### The problem:
Every line that contains "type" counts once; give the total number of such lines, with no other words.

### Dataset extract:
--------
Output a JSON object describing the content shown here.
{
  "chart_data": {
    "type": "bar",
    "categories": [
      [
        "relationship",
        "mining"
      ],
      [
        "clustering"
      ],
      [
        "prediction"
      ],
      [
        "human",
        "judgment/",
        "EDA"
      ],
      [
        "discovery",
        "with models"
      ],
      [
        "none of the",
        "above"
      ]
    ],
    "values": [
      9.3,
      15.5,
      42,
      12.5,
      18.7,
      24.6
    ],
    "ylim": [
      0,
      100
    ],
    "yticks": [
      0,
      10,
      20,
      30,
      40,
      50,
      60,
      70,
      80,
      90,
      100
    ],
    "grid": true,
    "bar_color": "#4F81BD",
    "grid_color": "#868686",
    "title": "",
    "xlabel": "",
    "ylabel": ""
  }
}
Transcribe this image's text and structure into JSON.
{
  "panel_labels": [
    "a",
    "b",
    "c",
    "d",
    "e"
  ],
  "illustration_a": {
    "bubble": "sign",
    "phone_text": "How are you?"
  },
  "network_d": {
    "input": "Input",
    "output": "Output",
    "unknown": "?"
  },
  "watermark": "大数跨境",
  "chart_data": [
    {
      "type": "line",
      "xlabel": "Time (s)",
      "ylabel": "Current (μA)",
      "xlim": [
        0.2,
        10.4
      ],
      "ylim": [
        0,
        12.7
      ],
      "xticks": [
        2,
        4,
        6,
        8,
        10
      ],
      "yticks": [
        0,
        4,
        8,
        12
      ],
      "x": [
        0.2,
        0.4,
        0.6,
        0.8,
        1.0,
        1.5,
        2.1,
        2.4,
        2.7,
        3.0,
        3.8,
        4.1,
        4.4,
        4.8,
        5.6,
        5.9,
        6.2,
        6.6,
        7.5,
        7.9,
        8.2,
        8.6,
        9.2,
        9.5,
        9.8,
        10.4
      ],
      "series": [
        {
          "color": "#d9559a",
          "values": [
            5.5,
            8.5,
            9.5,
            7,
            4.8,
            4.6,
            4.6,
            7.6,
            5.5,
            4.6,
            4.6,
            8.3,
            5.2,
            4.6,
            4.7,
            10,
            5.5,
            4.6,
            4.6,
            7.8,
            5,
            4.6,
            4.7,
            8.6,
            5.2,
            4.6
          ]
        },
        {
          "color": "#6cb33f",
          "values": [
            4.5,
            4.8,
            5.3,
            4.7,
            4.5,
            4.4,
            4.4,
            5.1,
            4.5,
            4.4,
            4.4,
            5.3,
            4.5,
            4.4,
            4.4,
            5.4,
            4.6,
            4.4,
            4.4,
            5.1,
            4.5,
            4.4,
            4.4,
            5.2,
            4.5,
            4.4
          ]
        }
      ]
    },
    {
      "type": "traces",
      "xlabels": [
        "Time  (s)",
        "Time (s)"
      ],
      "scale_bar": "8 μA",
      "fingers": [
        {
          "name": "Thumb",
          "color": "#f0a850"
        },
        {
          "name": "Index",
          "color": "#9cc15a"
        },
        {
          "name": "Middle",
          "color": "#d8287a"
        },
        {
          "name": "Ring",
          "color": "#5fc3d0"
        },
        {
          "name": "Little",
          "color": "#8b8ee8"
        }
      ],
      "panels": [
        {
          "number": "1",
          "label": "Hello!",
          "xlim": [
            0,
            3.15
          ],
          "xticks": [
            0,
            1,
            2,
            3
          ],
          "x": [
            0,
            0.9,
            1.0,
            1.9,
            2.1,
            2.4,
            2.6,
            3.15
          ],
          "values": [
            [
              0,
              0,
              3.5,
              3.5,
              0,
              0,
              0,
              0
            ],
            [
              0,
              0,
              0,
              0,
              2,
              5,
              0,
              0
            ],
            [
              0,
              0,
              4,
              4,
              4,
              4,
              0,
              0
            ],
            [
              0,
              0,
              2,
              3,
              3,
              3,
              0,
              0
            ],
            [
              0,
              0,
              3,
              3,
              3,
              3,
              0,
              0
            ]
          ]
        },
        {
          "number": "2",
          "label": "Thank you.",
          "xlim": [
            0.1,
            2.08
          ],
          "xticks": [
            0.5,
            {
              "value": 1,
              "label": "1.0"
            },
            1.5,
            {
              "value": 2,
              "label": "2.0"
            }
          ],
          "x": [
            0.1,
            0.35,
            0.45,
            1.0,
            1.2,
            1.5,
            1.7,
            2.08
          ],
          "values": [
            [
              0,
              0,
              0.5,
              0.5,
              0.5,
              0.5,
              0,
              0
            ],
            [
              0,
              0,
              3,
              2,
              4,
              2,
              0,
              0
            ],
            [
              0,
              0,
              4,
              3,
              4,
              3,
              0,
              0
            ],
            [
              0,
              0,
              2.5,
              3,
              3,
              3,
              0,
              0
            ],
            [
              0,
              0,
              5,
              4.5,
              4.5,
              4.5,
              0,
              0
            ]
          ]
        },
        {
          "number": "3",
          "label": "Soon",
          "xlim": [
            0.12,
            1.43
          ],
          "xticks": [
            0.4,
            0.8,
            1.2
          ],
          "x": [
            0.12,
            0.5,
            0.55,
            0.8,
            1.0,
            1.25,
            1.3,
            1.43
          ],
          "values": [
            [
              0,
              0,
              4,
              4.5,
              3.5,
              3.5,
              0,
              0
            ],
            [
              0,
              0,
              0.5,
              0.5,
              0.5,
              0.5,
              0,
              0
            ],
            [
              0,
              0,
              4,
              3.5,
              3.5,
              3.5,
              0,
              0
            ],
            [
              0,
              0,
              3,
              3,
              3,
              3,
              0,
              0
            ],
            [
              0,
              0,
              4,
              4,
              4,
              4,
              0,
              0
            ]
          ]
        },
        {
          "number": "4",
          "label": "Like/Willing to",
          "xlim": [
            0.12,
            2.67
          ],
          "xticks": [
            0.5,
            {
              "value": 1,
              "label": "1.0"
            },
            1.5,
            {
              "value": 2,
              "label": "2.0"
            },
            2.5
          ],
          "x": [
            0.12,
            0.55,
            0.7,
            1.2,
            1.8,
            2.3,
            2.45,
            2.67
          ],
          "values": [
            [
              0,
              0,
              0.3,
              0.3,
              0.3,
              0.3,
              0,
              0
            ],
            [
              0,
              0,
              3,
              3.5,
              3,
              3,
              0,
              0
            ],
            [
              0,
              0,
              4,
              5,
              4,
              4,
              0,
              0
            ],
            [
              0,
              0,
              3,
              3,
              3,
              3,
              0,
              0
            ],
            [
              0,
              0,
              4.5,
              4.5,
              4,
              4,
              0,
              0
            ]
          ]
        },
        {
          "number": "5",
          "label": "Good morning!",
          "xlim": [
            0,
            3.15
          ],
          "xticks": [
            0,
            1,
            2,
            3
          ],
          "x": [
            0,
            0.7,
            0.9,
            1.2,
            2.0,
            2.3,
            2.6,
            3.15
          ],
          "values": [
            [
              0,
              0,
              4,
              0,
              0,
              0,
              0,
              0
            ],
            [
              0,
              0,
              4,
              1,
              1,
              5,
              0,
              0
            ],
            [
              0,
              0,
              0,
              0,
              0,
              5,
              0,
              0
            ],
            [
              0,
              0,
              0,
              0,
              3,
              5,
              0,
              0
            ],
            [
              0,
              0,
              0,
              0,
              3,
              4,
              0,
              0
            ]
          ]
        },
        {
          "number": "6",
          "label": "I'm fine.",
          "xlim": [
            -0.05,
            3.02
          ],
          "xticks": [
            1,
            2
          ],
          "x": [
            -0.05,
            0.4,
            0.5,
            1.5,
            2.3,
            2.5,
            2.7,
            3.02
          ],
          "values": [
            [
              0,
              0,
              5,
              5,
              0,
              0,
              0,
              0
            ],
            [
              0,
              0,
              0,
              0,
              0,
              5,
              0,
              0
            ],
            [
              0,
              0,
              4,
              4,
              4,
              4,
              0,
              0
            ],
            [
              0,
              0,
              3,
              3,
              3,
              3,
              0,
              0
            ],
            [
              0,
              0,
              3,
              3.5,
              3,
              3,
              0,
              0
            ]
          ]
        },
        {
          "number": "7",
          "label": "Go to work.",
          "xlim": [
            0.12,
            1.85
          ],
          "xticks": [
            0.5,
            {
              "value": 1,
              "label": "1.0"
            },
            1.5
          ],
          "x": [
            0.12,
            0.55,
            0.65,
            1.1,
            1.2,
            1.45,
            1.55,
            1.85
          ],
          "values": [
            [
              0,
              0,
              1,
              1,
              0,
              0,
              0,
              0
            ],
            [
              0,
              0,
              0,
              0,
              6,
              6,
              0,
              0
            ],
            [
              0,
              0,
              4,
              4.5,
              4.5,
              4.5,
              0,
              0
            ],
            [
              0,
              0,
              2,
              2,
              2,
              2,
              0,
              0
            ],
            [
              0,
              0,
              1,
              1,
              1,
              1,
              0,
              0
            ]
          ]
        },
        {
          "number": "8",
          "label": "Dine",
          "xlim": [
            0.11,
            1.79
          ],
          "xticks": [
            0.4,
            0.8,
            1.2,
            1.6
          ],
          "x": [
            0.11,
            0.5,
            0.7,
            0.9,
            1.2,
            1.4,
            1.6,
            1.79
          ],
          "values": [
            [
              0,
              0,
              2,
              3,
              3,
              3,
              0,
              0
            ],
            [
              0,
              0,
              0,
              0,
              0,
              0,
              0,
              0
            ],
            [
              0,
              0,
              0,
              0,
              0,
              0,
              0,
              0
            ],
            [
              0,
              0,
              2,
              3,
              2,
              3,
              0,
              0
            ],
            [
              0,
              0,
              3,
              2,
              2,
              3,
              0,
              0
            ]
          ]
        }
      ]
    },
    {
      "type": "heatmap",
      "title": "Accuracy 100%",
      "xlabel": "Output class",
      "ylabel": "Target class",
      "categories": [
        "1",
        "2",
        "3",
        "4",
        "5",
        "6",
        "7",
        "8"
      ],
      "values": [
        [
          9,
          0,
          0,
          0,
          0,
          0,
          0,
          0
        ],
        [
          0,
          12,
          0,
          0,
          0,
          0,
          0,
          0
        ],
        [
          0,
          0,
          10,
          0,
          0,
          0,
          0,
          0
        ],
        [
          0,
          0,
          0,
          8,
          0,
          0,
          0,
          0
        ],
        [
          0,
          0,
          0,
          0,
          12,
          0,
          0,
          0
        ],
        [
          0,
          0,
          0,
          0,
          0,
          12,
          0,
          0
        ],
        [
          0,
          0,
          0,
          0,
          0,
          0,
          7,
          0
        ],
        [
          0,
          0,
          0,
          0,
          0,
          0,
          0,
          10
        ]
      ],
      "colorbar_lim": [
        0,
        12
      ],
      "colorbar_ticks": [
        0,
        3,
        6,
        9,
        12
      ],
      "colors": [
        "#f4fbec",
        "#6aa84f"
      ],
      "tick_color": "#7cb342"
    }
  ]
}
--------
### Solution:
4